#### REQUIREMENT:
Leave out any pictures and transcribe all other data below exactly.

** Start of DATASET EXCERPTS **

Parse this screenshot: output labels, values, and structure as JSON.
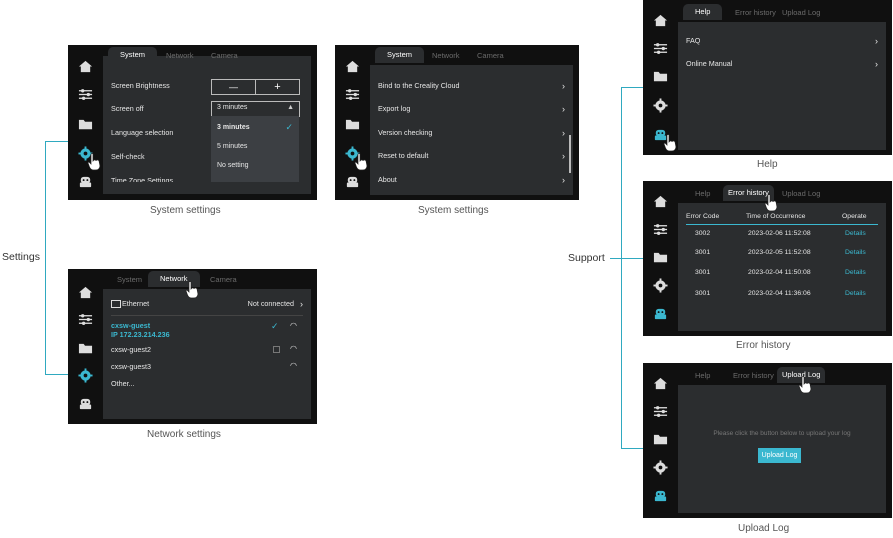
{
  "labels": {
    "settings": "Settings",
    "support": "Support"
  },
  "captions": {
    "system1": "System settings",
    "system2": "System settings",
    "network": "Network settings",
    "help": "Help",
    "error_history": "Error history",
    "upload_log": "Upload Log"
  },
  "tabs": {
    "system": "System",
    "network": "Network",
    "camera": "Camera",
    "help": "Help",
    "error_history": "Error history",
    "upload_log": "Upload Log"
  },
  "system1": {
    "rows": [
      "Screen Brightness",
      "Screen off",
      "Language selection",
      "Self-check",
      "Time Zone Settings"
    ],
    "minus": "—",
    "plus": "+",
    "select_value": "3 minutes",
    "options": [
      "3 minutes",
      "5 minutes",
      "No setting"
    ],
    "check": "✓"
  },
  "system2": {
    "rows": [
      "Bind to the Creality Cloud",
      "Export log",
      "Version checking",
      "Reset to default",
      "About"
    ]
  },
  "network": {
    "ethernet": "Ethernet",
    "eth_status": "Not connected",
    "wifi": [
      {
        "name": "cxsw-guest",
        "ip": "IP  172.23.214.236"
      },
      {
        "name": "cxsw-guest2"
      },
      {
        "name": "cxsw-guest3"
      }
    ],
    "other": "Other..."
  },
  "help": {
    "rows": [
      "FAQ",
      "Online Manual"
    ]
  },
  "errors": {
    "headers": [
      "Error Code",
      "Time of Occurrence",
      "Operate"
    ],
    "rows": [
      {
        "code": "3002",
        "time": "2023-02-06  11:52:08",
        "op": "Details"
      },
      {
        "code": "3001",
        "time": "2023-02-05  11:52:08",
        "op": "Details"
      },
      {
        "code": "3001",
        "time": "2023-02-04  11:50:08",
        "op": "Details"
      },
      {
        "code": "3001",
        "time": "2023-02-04  11:36:06",
        "op": "Details"
      }
    ]
  },
  "upload": {
    "message": "Please click the button below to upload your log",
    "button": "Upload Log"
  },
  "colors": {
    "accent": "#3bb8d0",
    "bracket": "#2fa9c0",
    "panel": "#2b2d2f",
    "frame": "#101010"
  },
  "icons": [
    "home-icon",
    "sliders-icon",
    "folder-icon",
    "gear-icon",
    "robot-icon",
    "hand-pointer-icon",
    "chevron-right-icon",
    "wifi-icon",
    "lock-icon",
    "monitor-icon",
    "check-icon"
  ]
}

** End of DATASET EXCERPTS **

#### COMPLETED TASK:
Parse this screenshot: output labels, values, and structure as JSON.
{
  "labels": {
    "settings": "Settings",
    "support": "Support"
  },
  "captions": {
    "system1": "System settings",
    "system2": "System settings",
    "network": "Network settings",
    "help": "Help",
    "error_history": "Error history",
    "upload_log": "Upload Log"
  },
  "tabs": {
    "system": "System",
    "network": "Network",
    "camera": "Camera",
    "help": "Help",
    "error_history": "Error history",
    "upload_log": "Upload Log"
  },
  "system1": {
    "rows": [
      "Screen Brightness",
      "Screen off",
      "Language selection",
      "Self-check",
      "Time Zone Settings"
    ],
    "minus": "—",
    "plus": "+",
    "select_value": "3 minutes",
    "options": [
      "3 minutes",
      "5 minutes",
      "No setting"
    ],
    "check": "✓"
  },
  "system2": {
    "rows": [
      "Bind to the Creality Cloud",
      "Export log",
      "Version checking",
      "Reset to default",
      "About"
    ]
  },
  "network": {
    "ethernet": "Ethernet",
    "eth_status": "Not connected",
    "wifi": [
      {
        "name": "cxsw-guest",
        "ip": "IP  172.23.214.236"
      },
      {
        "name": "cxsw-guest2"
      },
      {
        "name": "cxsw-guest3"
      }
    ],
    "other": "Other..."
  },
  "help": {
    "rows": [
      "FAQ",
      "Online Manual"
    ]
  },
  "errors": {
    "headers": [
      "Error Code",
      "Time of Occurrence",
      "Operate"
    ],
    "rows": [
      {
        "code": "3002",
        "time": "2023-02-06  11:52:08",
        "op": "Details"
      },
      {
        "code": "3001",
        "time": "2023-02-05  11:52:08",
        "op": "Details"
      },
      {
        "code": "3001",
        "time": "2023-02-04  11:50:08",
        "op": "Details"
      },
      {
        "code": "3001",
        "time": "2023-02-04  11:36:06",
        "op": "Details"
      }
    ]
  },
  "upload": {
    "message": "Please click the button below to upload your log",
    "button": "Upload Log"
  },
  "colors": {
    "accent": "#3bb8d0",
    "bracket": "#2fa9c0",
    "panel": "#2b2d2f",
    "frame": "#101010"
  },
  "icons": [
    "home-icon",
    "sliders-icon",
    "folder-icon",
    "gear-icon",
    "robot-icon",
    "hand-pointer-icon",
    "chevron-right-icon",
    "wifi-icon",
    "lock-icon",
    "monitor-icon",
    "check-icon"
  ]
}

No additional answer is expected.